What you need to do: Find every line below that contains the word "Users" and copy it out.

══ Dataset records ══

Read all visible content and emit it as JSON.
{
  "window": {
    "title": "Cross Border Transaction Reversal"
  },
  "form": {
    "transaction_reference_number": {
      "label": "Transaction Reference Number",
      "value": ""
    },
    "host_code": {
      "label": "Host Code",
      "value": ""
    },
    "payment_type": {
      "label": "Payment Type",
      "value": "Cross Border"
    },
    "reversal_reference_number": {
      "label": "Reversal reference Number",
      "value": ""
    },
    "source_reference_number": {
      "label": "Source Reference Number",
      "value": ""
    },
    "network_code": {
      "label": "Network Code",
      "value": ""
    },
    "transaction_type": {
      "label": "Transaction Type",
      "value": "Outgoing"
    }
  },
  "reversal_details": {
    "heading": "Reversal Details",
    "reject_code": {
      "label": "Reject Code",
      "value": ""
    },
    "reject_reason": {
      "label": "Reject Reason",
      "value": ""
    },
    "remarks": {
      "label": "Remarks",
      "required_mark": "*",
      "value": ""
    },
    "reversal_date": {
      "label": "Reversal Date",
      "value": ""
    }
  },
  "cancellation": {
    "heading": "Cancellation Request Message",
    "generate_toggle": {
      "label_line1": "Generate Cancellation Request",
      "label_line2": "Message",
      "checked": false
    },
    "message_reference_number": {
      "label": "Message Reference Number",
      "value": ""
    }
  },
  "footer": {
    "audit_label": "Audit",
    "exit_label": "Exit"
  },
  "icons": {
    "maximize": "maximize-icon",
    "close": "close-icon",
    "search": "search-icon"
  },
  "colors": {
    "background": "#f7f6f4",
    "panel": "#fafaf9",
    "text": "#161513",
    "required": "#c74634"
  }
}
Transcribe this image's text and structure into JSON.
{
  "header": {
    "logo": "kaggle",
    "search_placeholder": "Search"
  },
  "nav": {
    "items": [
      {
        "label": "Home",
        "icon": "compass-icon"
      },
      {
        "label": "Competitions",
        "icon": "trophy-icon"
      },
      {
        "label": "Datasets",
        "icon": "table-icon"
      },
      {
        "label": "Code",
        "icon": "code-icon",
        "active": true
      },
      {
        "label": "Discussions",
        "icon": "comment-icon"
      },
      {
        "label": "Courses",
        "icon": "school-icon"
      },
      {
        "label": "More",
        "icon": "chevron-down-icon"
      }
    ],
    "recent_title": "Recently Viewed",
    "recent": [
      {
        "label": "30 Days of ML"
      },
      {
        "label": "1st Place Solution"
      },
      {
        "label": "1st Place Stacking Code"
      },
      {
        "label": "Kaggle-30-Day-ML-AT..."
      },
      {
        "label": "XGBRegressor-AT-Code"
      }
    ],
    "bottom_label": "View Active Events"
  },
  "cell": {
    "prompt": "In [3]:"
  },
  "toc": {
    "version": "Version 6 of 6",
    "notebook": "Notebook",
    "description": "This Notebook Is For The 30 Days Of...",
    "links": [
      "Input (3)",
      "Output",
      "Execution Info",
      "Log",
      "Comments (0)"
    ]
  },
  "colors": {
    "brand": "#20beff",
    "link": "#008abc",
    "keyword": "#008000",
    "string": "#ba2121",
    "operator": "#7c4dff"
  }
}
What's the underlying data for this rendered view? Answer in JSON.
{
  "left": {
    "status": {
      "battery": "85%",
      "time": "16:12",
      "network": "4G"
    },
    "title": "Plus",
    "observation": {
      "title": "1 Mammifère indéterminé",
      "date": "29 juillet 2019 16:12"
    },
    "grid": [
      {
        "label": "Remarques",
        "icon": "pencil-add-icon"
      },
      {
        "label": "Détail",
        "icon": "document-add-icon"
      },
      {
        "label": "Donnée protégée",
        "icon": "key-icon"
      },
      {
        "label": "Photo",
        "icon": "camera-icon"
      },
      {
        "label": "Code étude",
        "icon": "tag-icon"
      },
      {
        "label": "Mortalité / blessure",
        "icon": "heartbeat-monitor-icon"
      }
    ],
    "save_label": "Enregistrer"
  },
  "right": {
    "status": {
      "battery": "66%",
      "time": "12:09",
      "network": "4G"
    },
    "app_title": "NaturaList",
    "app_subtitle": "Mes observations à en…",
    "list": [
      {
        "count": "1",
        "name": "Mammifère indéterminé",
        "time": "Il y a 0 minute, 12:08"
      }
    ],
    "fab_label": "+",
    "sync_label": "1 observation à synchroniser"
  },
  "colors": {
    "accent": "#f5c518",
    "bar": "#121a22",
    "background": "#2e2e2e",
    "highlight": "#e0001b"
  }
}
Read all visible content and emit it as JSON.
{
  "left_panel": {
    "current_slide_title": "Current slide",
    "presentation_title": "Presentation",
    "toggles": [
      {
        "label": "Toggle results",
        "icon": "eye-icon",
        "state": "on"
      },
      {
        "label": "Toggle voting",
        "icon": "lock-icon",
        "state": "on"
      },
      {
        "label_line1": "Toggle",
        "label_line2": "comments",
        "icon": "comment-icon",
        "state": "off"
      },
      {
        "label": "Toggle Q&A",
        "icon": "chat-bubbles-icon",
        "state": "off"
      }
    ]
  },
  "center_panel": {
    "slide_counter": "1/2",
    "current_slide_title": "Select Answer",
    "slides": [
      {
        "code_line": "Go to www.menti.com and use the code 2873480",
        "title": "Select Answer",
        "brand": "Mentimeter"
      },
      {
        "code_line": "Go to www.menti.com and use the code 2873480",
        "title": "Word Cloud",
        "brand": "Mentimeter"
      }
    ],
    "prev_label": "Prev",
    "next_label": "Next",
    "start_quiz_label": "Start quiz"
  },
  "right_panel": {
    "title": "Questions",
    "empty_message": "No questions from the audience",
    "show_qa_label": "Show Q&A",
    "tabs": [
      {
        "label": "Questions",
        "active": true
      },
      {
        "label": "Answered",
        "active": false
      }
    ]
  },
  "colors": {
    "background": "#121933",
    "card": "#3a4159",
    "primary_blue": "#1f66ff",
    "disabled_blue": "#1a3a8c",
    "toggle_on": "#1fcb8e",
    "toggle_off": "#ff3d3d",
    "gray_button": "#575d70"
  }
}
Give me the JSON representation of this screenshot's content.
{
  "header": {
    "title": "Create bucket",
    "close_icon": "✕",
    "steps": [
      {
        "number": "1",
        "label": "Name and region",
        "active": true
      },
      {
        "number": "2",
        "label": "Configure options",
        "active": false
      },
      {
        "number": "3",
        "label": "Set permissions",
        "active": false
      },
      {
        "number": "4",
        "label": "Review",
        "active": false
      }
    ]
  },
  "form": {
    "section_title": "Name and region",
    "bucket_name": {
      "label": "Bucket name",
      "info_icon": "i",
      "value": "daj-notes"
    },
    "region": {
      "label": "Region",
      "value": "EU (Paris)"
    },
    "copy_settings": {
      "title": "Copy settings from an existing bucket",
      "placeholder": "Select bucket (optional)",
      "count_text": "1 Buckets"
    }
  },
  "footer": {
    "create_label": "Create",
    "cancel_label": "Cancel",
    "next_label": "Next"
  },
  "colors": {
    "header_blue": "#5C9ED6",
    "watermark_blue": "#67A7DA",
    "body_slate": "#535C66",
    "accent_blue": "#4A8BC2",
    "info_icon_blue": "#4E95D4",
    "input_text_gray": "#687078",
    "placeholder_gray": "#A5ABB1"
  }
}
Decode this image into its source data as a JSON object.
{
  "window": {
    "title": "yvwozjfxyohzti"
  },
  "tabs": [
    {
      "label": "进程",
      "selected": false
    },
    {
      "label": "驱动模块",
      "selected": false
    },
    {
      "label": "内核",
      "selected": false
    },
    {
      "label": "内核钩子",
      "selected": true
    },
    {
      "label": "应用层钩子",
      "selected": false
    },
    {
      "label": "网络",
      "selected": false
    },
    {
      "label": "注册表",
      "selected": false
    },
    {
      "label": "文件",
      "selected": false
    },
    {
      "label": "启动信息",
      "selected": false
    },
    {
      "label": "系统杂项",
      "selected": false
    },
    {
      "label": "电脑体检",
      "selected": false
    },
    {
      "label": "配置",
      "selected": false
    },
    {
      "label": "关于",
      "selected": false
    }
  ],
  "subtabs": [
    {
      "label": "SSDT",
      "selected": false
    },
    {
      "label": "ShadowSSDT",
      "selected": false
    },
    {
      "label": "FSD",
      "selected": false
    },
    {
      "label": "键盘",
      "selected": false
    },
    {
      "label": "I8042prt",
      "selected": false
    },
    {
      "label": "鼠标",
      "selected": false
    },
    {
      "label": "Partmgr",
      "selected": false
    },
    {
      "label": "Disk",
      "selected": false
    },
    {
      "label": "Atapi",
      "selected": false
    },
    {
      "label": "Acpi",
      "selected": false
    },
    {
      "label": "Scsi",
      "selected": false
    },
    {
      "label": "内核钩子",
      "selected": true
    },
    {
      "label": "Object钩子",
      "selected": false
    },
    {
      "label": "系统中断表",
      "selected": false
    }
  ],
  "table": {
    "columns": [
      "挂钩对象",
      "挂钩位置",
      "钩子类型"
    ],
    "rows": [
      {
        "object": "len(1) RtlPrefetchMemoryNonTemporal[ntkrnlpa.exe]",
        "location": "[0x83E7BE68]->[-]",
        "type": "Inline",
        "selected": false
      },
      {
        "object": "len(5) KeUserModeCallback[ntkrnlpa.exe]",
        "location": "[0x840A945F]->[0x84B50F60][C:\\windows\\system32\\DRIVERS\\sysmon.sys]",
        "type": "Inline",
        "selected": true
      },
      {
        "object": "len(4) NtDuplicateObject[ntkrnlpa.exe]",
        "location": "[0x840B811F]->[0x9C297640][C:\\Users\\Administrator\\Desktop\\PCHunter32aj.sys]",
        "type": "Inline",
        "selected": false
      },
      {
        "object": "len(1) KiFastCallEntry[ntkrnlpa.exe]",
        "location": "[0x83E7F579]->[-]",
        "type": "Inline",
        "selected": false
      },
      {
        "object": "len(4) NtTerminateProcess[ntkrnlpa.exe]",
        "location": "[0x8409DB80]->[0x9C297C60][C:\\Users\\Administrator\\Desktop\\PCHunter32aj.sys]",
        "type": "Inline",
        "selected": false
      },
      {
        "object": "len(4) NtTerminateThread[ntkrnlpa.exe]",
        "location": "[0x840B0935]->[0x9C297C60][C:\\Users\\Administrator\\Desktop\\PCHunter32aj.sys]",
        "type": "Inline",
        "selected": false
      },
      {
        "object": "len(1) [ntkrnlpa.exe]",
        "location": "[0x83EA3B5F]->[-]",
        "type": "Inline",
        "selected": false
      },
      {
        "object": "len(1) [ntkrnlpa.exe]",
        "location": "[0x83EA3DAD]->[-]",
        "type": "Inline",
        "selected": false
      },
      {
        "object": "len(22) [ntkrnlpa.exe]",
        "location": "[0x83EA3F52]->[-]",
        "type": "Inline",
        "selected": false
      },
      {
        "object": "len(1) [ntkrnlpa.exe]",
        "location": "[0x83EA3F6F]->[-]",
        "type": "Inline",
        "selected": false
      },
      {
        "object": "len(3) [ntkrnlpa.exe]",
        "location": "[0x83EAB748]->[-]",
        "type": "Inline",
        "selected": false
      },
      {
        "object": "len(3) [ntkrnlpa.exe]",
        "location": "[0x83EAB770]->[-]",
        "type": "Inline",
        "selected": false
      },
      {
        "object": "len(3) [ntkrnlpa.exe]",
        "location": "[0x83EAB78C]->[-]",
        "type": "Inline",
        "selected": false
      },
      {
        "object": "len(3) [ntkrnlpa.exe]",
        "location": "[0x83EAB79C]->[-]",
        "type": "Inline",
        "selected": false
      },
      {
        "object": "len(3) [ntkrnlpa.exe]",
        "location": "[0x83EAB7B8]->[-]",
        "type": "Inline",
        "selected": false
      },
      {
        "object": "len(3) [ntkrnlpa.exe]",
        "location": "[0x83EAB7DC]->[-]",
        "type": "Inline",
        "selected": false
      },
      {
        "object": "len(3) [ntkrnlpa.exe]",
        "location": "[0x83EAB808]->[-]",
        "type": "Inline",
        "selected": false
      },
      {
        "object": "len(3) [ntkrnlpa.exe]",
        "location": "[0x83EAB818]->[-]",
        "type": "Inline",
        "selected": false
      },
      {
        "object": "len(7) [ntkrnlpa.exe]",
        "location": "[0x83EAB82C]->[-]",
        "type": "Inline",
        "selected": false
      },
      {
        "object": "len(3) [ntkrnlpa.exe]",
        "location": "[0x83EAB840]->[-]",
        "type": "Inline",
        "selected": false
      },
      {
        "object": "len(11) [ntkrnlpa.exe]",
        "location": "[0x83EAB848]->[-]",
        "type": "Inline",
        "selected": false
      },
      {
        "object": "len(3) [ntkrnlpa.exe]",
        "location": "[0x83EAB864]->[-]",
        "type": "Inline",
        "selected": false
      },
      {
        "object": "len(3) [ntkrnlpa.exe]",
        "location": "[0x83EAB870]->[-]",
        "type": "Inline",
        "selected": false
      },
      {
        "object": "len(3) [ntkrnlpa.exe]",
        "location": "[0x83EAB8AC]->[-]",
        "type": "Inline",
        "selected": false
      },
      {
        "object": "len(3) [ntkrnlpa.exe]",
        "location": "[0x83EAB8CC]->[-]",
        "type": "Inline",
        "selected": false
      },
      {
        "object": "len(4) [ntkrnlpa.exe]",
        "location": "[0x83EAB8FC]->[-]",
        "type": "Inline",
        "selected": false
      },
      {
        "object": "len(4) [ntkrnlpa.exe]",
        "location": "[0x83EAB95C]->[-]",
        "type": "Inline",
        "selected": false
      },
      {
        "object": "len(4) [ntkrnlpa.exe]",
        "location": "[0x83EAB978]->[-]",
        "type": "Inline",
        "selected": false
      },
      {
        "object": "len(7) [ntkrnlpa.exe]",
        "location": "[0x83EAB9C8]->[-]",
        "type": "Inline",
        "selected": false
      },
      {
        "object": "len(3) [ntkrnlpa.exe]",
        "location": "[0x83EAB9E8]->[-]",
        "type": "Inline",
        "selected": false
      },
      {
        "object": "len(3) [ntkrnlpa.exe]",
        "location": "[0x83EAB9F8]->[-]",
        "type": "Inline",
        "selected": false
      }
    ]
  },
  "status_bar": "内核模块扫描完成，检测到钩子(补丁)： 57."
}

═══

Correct result:
        "location": "[0x840B811F]->[0x9C297640][C:\\Users\\Administrator\\Desktop\\PCHunter32aj.sys]",
        "location": "[0x8409DB80]->[0x9C297C60][C:\\Users\\Administrator\\Desktop\\PCHunter32aj.sys]",
        "location": "[0x840B0935]->[0x9C297C60][C:\\Users\\Administrator\\Desktop\\PCHunter32aj.sys]",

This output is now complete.